• [Data entries]
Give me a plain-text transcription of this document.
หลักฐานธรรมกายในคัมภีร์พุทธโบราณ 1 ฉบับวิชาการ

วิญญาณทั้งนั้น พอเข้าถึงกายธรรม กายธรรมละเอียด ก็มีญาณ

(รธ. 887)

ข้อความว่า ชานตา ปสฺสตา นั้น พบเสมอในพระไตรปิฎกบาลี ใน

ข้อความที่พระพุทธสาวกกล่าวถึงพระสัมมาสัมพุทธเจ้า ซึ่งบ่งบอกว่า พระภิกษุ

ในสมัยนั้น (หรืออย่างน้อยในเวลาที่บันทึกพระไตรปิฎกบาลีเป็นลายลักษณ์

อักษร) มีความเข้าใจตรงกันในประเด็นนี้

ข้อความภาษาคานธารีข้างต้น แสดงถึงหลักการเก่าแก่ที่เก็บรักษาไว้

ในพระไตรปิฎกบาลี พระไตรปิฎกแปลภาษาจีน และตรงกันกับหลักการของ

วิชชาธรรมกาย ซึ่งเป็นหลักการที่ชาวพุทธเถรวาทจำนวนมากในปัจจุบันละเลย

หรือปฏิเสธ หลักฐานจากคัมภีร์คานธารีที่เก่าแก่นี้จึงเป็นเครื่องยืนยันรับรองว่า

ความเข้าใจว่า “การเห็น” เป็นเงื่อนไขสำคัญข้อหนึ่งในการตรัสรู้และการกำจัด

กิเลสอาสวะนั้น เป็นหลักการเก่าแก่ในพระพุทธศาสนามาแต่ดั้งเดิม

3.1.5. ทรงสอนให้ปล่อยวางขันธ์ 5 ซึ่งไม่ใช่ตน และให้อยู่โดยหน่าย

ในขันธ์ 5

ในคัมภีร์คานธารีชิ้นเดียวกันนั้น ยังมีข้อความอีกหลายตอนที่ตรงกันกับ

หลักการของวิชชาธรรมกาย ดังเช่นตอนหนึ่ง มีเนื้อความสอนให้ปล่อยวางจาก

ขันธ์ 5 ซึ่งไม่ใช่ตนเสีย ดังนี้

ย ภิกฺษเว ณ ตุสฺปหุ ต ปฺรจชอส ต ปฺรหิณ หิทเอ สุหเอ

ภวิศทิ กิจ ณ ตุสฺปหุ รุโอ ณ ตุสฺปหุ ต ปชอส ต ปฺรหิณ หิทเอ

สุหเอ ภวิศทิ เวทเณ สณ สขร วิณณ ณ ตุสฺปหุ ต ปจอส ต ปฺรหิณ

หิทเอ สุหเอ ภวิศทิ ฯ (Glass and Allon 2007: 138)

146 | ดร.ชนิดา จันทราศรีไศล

• [STATED TASK] Return all of the entries exactly as written.

• [RESULT OF THIS EXERCISE]
Give me a plain-text transcription of this document.
หลักฐานธรรมกายในคัมภีร์พุทธโบราณ 1 ฉบับวิชาการ

วิญญาณทั้งนั้น พอเข้าถึงกายธรรม กายธรรมละเอียด ก็มีญาณ

(รธ. 887)

ข้อความว่า ชานตา ปสฺสตา นั้น พบเสมอในพระไตรปิฎกบาลี ใน

ข้อความที่พระพุทธสาวกกล่าวถึงพระสัมมาสัมพุทธเจ้า ซึ่งบ่งบอกว่า พระภิกษุ

ในสมัยนั้น (หรืออย่างน้อยในเวลาที่บันทึกพระไตรปิฎกบาลีเป็นลายลักษณ์

อักษร) มีความเข้าใจตรงกันในประเด็นนี้

ข้อความภาษาคานธารีข้างต้น แสดงถึงหลักการเก่าแก่ที่เก็บรักษาไว้

ในพระไตรปิฎกบาลี พระไตรปิฎกแปลภาษาจีน และตรงกันกับหลักการของ

วิชชาธรรมกาย ซึ่งเป็นหลักการที่ชาวพุทธเถรวาทจำนวนมากในปัจจุบันละเลย

หรือปฏิเสธ หลักฐานจากคัมภีร์คานธารีที่เก่าแก่นี้จึงเป็นเครื่องยืนยันรับรองว่า

ความเข้าใจว่า “การเห็น” เป็นเงื่อนไขสำคัญข้อหนึ่งในการตรัสรู้และการกำจัด

กิเลสอาสวะนั้น เป็นหลักการเก่าแก่ในพระพุทธศาสนามาแต่ดั้งเดิม

3.1.5. ทรงสอนให้ปล่อยวางขันธ์ 5 ซึ่งไม่ใช่ตน และให้อยู่โดยหน่าย

ในขันธ์ 5

ในคัมภีร์คานธารีชิ้นเดียวกันนั้น ยังมีข้อความอีกหลายตอนที่ตรงกันกับ

หลักการของวิชชาธรรมกาย ดังเช่นตอนหนึ่ง มีเนื้อความสอนให้ปล่อยวางจาก

ขันธ์ 5 ซึ่งไม่ใช่ตนเสีย ดังนี้

ย ภิกฺษเว ณ ตุสฺปหุ ต ปฺรจชอส ต ปฺรหิณ หิทเอ สุหเอ

ภวิศทิ กิจ ณ ตุสฺปหุ รุโอ ณ ตุสฺปหุ ต ปชอส ต ปฺรหิณ หิทเอ

สุหเอ ภวิศทิ เวทเณ สณ สขร วิณณ ณ ตุสฺปหุ ต ปจอส ต ปฺรหิณ

หิทเอ สุหเอ ภวิศทิ ฯ (Glass and Allon 2007: 138)

146 | ดร.ชนิดา จันทราศรีไศล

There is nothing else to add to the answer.